**** Records to process
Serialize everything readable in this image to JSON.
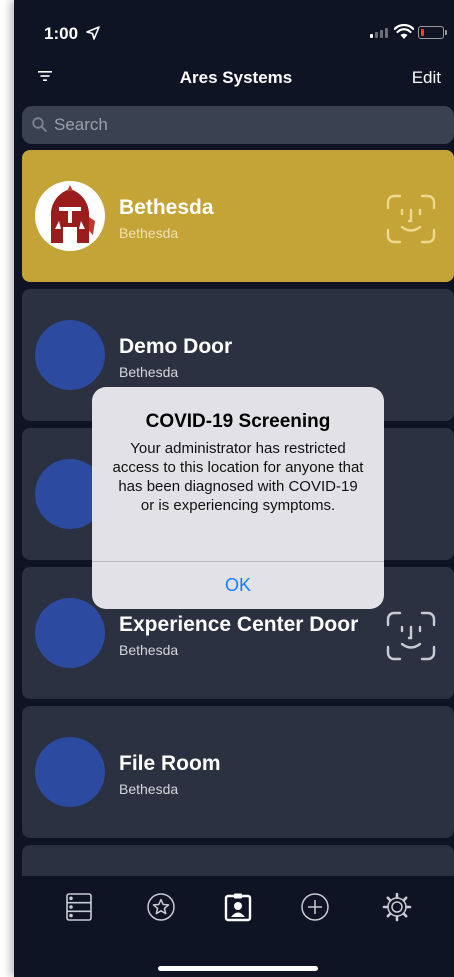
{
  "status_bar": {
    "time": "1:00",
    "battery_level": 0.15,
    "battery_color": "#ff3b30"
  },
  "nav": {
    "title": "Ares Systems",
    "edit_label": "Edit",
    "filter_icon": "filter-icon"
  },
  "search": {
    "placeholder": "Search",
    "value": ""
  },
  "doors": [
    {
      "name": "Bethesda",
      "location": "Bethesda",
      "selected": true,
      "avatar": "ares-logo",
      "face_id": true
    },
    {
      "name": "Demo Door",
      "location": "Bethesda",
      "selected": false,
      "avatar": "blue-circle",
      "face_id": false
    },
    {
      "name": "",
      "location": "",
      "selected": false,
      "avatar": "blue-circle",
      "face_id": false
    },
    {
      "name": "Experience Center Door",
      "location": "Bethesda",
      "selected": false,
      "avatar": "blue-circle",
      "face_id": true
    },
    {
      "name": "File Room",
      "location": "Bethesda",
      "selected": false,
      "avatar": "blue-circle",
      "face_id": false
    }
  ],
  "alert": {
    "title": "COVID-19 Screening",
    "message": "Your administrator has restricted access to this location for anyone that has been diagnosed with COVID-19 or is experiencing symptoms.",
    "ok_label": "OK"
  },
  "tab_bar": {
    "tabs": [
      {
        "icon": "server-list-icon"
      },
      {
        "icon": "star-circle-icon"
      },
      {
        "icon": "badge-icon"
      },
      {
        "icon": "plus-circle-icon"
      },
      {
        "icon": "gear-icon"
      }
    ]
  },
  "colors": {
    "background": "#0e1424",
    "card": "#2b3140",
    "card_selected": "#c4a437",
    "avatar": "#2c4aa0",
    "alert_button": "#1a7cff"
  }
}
********
→ Problem details:
Your task is to retype all the entries exactly and leave out any pictures.

→ Reply:
Serialize everything readable in this image to JSON.
{
  "status_bar": {
    "time": "1:00",
    "battery_level": 0.15,
    "battery_color": "#ff3b30"
  },
  "nav": {
    "title": "Ares Systems",
    "edit_label": "Edit",
    "filter_icon": "filter-icon"
  },
  "search": {
    "placeholder": "Search",
    "value": ""
  },
  "doors": [
    {
      "name": "Bethesda",
      "location": "Bethesda",
      "selected": true,
      "avatar": "ares-logo",
      "face_id": true
    },
    {
      "name": "Demo Door",
      "location": "Bethesda",
      "selected": false,
      "avatar": "blue-circle",
      "face_id": false
    },
    {
      "name": "",
      "location": "",
      "selected": false,
      "avatar": "blue-circle",
      "face_id": false
    },
    {
      "name": "Experience Center Door",
      "location": "Bethesda",
      "selected": false,
      "avatar": "blue-circle",
      "face_id": true
    },
    {
      "name": "File Room",
      "location": "Bethesda",
      "selected": false,
      "avatar": "blue-circle",
      "face_id": false
    }
  ],
  "alert": {
    "title": "COVID-19 Screening",
    "message": "Your administrator has restricted access to this location for anyone that has been diagnosed with COVID-19 or is experiencing symptoms.",
    "ok_label": "OK"
  },
  "tab_bar": {
    "tabs": [
      {
        "icon": "server-list-icon"
      },
      {
        "icon": "star-circle-icon"
      },
      {
        "icon": "badge-icon"
      },
      {
        "icon": "plus-circle-icon"
      },
      {
        "icon": "gear-icon"
      }
    ]
  },
  "colors": {
    "background": "#0e1424",
    "card": "#2b3140",
    "card_selected": "#c4a437",
    "avatar": "#2c4aa0",
    "alert_button": "#1a7cff"
  }
}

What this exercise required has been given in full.